**PROBLEM DESCRIPTION:** Select all lines holding the word "中国优秀旅游城市" from the entries that follow.

(Raw records)

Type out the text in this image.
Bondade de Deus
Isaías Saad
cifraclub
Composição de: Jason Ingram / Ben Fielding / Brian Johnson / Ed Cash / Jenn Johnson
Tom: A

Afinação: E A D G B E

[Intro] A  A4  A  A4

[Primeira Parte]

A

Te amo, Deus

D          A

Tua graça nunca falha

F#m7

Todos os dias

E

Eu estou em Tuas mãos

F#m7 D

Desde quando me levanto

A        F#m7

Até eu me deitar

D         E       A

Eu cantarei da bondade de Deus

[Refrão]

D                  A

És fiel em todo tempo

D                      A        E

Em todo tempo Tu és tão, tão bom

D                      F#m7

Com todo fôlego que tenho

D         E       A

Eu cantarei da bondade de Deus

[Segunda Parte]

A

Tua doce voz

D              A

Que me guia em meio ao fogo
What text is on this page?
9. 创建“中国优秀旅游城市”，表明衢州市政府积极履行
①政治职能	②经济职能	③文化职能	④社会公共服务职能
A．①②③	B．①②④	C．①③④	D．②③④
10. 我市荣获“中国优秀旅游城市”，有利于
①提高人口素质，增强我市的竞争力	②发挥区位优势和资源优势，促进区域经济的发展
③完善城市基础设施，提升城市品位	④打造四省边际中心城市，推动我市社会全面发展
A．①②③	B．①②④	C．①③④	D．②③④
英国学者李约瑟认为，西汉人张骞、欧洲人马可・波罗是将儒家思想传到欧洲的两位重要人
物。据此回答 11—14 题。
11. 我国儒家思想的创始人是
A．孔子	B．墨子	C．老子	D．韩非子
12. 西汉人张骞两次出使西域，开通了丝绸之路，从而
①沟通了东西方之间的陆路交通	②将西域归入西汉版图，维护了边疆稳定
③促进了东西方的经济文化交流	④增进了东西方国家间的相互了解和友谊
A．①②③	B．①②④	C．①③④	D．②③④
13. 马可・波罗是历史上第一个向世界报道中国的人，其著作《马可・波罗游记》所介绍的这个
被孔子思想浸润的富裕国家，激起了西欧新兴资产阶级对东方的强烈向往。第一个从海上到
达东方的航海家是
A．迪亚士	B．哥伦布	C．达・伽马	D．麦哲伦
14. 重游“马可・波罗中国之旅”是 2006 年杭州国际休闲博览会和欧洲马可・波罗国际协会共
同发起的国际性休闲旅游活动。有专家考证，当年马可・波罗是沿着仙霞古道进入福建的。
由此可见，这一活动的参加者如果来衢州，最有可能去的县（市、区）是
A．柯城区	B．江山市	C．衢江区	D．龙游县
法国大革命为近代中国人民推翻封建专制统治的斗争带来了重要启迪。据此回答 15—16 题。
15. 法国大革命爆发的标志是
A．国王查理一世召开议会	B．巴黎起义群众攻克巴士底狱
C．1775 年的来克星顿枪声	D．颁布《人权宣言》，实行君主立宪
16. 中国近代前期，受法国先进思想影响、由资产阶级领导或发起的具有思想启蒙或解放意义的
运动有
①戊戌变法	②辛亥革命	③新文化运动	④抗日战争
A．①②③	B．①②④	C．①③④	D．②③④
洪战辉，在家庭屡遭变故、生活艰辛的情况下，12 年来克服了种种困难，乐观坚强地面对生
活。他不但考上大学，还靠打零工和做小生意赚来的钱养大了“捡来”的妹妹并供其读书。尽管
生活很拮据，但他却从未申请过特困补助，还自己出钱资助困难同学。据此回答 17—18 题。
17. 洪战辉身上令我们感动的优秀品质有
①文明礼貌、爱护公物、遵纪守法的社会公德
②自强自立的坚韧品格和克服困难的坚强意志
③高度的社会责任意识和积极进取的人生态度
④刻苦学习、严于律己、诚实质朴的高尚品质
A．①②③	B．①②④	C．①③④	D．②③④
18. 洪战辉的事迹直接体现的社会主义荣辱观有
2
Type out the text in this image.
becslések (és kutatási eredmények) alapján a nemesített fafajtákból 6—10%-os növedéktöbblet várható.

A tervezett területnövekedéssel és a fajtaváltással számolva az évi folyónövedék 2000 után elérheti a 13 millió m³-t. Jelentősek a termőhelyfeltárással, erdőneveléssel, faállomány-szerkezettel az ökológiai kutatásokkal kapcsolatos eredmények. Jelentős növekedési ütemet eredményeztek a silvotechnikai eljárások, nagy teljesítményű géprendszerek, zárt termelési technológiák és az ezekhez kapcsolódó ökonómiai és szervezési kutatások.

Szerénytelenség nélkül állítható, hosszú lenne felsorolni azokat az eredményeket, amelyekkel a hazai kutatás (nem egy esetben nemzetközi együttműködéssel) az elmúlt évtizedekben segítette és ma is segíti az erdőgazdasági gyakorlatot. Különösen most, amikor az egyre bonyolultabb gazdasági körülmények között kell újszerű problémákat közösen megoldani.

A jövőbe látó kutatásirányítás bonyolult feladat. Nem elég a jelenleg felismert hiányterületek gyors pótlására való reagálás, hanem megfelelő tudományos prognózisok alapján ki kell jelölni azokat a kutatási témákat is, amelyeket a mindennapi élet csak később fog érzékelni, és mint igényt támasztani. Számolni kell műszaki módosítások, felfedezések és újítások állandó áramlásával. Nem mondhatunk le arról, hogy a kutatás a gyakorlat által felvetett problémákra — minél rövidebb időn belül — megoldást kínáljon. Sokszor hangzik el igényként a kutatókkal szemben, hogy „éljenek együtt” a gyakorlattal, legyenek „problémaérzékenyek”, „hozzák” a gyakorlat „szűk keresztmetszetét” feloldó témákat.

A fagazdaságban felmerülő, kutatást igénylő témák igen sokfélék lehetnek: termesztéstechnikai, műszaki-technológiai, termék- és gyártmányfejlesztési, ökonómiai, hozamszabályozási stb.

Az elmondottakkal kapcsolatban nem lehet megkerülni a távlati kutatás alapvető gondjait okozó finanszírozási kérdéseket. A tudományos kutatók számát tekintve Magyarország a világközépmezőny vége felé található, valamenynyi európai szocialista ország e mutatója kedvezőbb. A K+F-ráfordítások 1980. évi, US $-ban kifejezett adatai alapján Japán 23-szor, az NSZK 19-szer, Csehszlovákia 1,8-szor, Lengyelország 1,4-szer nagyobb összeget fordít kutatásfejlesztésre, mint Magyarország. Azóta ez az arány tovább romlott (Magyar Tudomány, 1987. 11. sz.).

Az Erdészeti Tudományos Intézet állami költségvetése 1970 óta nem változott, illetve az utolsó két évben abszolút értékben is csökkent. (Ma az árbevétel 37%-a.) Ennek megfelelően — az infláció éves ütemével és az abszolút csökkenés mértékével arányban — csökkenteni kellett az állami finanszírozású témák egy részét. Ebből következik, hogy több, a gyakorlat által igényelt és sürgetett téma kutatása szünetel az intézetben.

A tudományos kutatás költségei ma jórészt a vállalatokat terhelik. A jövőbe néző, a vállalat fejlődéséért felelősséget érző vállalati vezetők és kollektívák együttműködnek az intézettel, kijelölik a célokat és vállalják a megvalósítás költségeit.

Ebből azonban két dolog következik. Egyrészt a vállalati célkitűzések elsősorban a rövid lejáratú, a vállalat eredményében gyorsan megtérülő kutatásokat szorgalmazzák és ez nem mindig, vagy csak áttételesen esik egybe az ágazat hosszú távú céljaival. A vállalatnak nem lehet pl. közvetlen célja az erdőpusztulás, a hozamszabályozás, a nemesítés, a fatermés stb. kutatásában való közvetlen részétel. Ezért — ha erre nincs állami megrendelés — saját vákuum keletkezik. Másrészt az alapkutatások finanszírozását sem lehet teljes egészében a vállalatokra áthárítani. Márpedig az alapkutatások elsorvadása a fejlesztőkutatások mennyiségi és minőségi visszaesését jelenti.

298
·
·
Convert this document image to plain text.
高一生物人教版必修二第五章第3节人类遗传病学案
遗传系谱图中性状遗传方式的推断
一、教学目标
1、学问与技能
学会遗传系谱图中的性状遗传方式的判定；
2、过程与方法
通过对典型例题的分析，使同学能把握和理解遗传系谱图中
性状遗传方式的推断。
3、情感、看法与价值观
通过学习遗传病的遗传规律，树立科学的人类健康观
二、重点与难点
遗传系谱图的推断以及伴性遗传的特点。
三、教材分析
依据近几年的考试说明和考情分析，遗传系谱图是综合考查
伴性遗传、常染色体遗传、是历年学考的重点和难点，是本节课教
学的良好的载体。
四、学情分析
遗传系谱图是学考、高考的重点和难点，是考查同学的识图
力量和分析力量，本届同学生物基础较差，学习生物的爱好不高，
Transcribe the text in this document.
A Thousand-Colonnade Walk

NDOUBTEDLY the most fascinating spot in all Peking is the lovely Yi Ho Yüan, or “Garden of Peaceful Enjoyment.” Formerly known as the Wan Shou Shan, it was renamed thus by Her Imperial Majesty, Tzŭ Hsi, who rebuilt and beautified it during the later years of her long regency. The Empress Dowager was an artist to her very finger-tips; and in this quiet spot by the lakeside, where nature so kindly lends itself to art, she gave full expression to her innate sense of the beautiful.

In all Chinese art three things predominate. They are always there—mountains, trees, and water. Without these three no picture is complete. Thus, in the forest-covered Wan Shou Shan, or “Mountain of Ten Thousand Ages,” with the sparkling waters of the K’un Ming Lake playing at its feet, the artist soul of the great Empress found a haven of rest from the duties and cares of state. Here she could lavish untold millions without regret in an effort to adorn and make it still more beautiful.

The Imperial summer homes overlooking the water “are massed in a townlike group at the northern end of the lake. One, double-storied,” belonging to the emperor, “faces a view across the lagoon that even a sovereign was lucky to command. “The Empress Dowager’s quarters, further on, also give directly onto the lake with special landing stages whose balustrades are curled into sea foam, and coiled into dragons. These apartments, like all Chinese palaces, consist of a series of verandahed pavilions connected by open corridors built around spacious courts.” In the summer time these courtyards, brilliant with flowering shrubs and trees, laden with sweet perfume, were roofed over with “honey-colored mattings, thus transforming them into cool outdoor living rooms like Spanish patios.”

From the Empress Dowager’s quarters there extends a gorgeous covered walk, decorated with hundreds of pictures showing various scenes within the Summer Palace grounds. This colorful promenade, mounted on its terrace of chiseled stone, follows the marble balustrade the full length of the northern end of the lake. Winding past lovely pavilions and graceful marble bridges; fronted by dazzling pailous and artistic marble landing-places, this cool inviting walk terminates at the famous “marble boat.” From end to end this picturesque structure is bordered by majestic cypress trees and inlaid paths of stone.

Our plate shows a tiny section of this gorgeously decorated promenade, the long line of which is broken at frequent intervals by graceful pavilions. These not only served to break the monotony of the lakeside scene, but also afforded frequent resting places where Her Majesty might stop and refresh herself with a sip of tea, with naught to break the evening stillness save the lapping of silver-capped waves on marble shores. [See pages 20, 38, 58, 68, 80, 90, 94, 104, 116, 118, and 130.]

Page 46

**FINISHED ANSWER:**
9. 创建“中国优秀旅游城市”，表明衢州市政府积极履行
10. 我市荣获“中国优秀旅游城市”，有利于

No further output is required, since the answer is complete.